> [PROVIDED MATERIAL]
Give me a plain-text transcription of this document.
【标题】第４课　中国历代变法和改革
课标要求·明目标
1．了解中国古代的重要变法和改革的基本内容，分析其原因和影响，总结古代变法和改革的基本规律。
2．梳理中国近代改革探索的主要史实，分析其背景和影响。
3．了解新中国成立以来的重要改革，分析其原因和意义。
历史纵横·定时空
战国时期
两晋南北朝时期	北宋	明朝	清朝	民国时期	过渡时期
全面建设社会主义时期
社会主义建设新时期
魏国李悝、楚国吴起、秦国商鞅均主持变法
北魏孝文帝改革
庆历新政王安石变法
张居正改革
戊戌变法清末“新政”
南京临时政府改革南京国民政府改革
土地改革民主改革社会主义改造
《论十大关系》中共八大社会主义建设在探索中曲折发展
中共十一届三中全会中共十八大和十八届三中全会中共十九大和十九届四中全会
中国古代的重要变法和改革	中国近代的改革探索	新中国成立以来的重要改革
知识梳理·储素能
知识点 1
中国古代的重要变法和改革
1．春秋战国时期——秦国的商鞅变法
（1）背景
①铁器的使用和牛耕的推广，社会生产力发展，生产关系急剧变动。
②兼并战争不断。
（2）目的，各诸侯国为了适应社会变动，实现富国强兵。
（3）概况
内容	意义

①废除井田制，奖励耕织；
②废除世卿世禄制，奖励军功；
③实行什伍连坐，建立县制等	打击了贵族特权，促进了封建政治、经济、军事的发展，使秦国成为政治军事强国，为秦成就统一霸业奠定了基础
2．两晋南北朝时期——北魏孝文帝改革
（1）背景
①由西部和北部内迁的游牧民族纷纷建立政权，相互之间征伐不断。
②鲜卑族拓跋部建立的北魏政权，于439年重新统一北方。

* * *

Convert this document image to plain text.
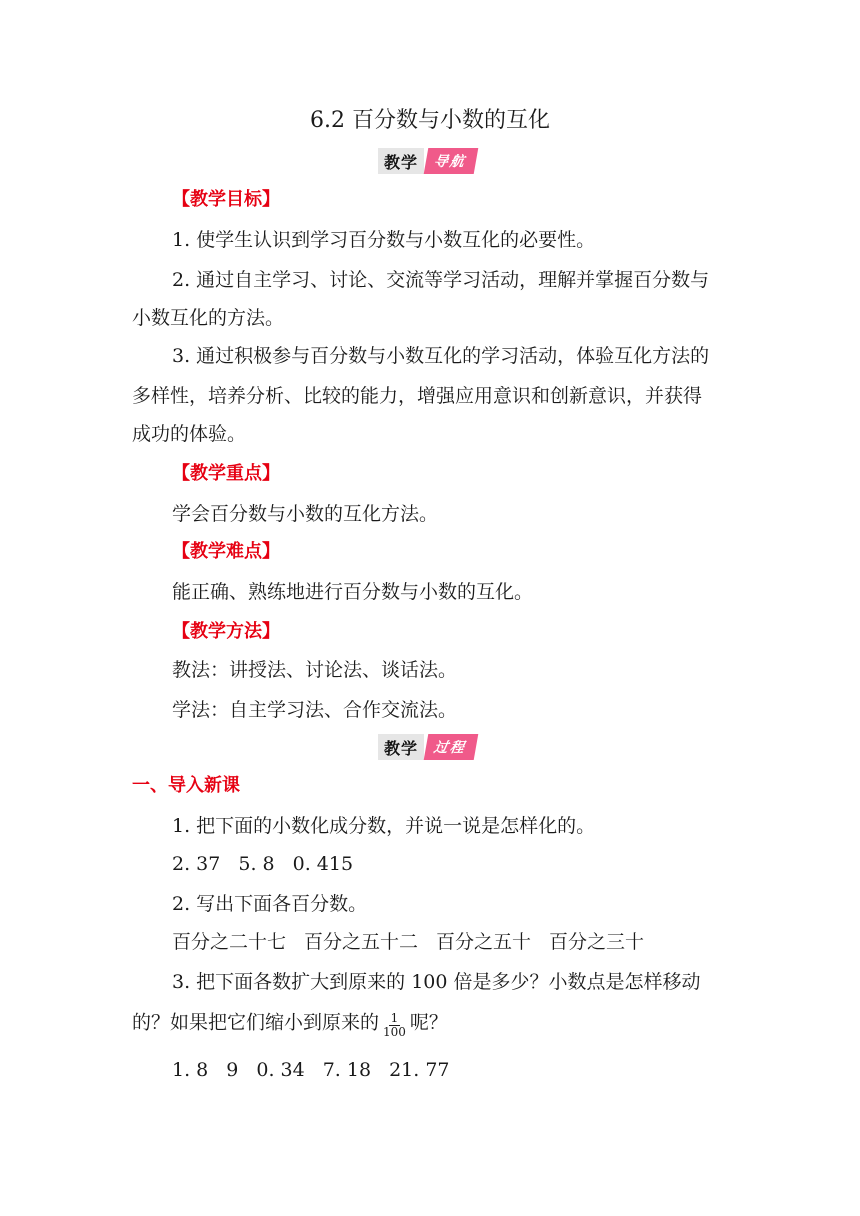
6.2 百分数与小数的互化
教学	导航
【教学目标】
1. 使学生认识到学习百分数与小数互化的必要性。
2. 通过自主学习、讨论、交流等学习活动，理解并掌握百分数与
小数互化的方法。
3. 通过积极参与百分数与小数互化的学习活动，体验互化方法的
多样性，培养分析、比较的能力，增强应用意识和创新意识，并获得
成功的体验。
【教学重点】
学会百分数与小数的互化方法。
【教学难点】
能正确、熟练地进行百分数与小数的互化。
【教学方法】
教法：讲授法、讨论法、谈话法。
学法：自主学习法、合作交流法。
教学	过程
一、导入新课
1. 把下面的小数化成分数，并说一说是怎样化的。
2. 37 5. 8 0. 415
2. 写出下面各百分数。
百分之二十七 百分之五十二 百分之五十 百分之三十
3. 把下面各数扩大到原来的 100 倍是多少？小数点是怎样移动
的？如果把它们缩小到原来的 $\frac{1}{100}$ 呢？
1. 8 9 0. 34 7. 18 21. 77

> [AIM OF THE TASK]
Go through the records. Copy each line where "text" appears.

> [WRITTEN SOLUTION]
Give me a plain-text transcription of this document.
Convert this document image to plain text.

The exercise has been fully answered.